• _Data_
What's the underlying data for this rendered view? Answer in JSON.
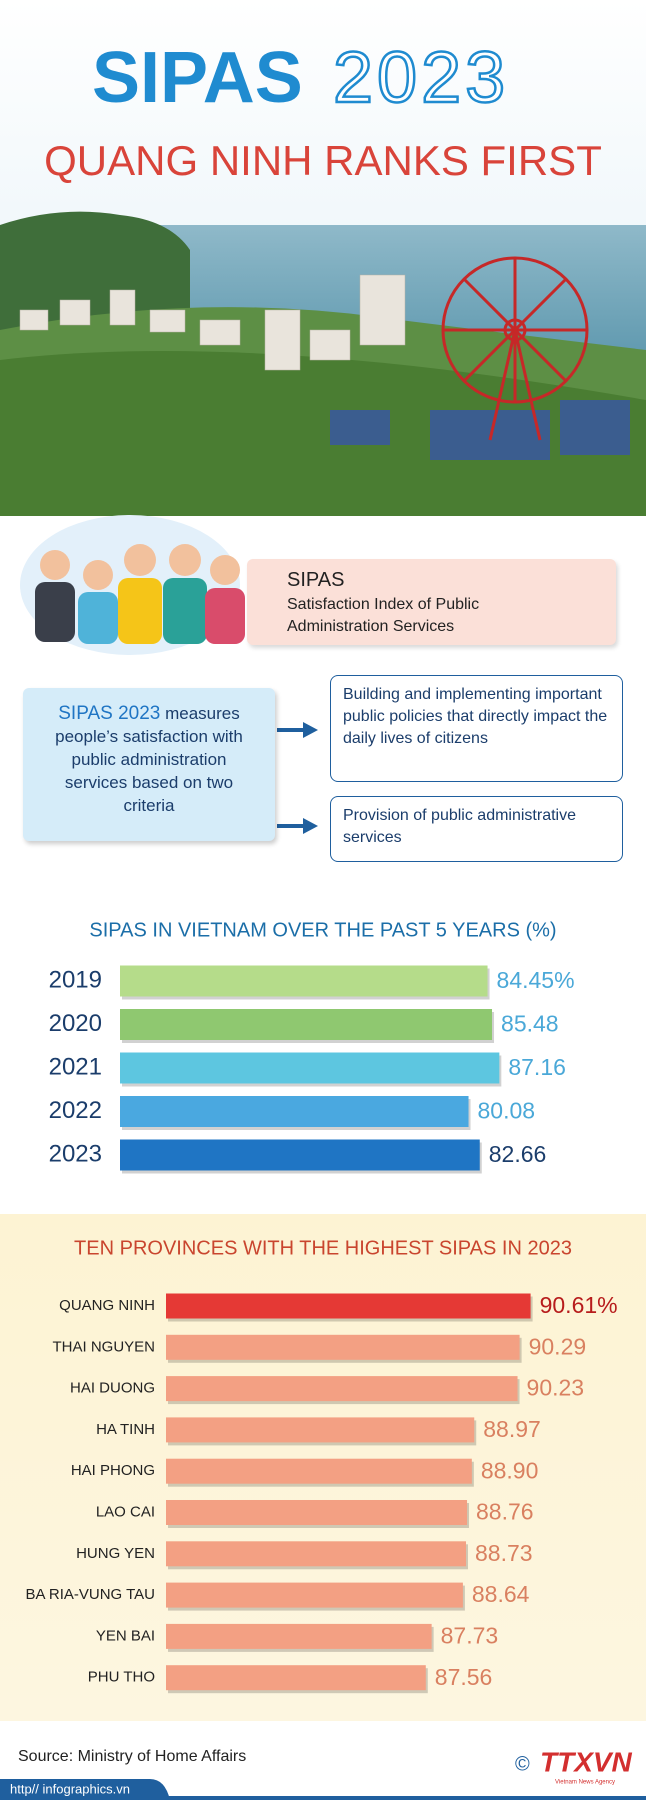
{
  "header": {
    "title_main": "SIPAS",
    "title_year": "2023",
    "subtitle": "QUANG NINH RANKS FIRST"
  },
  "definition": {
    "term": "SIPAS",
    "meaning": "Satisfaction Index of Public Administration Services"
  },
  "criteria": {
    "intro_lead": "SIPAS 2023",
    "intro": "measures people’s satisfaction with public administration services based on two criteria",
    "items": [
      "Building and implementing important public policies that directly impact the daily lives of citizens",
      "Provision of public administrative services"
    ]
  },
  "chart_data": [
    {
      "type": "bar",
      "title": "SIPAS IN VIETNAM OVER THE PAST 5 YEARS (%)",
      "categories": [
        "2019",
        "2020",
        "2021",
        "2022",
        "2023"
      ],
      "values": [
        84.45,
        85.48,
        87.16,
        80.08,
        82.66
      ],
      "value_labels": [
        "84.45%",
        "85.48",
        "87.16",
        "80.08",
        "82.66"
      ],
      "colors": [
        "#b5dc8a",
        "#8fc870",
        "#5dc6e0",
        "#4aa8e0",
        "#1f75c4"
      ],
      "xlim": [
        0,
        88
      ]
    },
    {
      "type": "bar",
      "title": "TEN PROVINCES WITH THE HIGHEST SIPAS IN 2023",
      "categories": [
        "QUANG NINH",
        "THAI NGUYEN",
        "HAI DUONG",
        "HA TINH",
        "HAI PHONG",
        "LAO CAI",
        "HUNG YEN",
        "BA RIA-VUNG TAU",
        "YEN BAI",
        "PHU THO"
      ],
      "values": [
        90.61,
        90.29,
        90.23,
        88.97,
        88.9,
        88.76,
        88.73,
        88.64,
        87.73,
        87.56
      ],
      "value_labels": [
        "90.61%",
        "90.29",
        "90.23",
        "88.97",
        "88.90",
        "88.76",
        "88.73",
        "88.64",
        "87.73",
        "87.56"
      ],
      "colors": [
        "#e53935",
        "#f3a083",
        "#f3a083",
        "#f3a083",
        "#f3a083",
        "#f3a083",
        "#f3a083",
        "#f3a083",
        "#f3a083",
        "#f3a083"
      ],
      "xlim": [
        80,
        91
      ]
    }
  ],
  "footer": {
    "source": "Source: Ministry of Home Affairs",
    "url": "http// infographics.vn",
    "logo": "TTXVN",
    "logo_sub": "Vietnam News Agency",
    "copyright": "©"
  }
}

• _What to work on_
Within the material above, find the lines that contain the word "QUANG"; copy them.

• _The completed task_
    "subtitle": "QUANG NINH RANKS FIRST"
        "QUANG NINH",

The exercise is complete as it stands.